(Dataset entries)
────
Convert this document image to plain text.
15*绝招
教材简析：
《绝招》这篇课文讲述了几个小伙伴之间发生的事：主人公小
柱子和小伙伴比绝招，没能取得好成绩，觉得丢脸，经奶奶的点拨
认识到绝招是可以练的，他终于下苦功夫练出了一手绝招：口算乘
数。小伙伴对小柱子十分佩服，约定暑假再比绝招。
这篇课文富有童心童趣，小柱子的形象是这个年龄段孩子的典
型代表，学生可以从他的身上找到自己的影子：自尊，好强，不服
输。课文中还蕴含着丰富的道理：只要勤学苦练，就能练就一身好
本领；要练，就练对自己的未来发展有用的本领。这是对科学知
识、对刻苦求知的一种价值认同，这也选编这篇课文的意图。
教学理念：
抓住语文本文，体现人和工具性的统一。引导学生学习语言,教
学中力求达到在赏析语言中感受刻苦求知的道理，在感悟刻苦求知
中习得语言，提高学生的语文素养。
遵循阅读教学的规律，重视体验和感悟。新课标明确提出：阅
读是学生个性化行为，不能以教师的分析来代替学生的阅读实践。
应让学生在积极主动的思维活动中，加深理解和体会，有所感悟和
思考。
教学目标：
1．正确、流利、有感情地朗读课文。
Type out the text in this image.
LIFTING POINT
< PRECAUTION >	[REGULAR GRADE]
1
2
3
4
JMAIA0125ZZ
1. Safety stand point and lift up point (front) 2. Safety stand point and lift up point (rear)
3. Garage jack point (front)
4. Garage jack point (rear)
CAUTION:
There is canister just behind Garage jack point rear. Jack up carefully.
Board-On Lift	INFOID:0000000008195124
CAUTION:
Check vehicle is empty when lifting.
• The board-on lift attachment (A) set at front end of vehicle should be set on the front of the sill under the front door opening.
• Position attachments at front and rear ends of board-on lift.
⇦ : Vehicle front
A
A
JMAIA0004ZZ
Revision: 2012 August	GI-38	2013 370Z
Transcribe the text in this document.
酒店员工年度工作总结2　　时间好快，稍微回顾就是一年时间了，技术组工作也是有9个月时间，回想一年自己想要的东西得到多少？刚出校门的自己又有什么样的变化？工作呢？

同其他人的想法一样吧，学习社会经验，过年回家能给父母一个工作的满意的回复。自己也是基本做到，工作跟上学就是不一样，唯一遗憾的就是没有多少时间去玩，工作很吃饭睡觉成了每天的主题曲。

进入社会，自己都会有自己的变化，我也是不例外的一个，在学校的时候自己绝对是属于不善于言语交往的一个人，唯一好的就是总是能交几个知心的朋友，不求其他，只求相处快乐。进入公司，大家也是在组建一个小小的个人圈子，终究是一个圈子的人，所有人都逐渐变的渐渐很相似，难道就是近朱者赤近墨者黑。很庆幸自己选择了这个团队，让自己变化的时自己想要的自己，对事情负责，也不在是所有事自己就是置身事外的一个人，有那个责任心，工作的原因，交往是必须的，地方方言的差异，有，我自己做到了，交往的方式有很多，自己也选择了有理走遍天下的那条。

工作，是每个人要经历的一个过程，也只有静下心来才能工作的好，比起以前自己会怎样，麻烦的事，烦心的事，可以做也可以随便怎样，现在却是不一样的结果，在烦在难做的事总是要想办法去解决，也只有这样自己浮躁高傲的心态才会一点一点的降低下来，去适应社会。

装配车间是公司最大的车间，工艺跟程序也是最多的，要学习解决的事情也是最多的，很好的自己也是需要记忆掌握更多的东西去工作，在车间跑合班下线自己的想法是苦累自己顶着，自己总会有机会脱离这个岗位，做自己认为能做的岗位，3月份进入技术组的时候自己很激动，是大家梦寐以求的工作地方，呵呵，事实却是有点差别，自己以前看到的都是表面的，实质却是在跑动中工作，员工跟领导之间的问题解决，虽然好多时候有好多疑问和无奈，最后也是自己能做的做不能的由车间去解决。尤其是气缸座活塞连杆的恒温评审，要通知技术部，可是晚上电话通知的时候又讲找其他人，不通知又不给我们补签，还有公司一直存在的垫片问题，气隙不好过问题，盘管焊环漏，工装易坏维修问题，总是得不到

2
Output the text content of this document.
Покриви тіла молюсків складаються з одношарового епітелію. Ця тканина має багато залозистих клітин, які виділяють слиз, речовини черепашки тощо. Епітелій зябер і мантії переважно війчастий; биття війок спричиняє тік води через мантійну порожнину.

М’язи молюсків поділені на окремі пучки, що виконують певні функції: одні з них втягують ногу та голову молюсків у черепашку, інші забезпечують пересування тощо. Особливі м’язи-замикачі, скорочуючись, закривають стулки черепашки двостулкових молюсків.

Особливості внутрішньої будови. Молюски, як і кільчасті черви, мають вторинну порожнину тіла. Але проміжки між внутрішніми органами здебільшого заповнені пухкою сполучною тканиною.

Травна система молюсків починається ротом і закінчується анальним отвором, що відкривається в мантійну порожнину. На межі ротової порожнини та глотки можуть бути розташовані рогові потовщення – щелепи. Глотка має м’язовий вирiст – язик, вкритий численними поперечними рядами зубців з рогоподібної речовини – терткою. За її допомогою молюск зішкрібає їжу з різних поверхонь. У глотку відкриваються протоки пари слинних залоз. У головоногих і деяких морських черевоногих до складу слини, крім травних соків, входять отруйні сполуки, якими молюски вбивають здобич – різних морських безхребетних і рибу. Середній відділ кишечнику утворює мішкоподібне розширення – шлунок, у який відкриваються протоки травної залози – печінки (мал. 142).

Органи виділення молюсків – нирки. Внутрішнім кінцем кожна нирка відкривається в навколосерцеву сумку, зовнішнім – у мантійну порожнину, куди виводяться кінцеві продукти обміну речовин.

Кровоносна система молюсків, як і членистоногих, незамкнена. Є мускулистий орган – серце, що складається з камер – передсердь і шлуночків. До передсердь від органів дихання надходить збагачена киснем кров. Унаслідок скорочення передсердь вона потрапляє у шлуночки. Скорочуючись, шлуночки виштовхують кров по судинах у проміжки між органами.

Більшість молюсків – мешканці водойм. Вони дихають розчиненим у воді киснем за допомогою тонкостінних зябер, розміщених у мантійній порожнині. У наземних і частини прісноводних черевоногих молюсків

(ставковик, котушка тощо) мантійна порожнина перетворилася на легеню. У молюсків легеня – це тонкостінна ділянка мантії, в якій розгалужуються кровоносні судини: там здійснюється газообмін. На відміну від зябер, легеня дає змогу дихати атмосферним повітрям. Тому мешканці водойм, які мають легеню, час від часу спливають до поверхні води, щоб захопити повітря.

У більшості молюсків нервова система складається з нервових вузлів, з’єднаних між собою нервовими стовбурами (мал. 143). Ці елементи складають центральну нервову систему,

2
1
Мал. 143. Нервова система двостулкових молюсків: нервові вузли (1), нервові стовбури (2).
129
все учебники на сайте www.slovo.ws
────
OBJECTIVE → Pick out each line containing the string "image" and copy it.

FULL ANSWER →
Convert this document image to plain text.
Type out the text in this image.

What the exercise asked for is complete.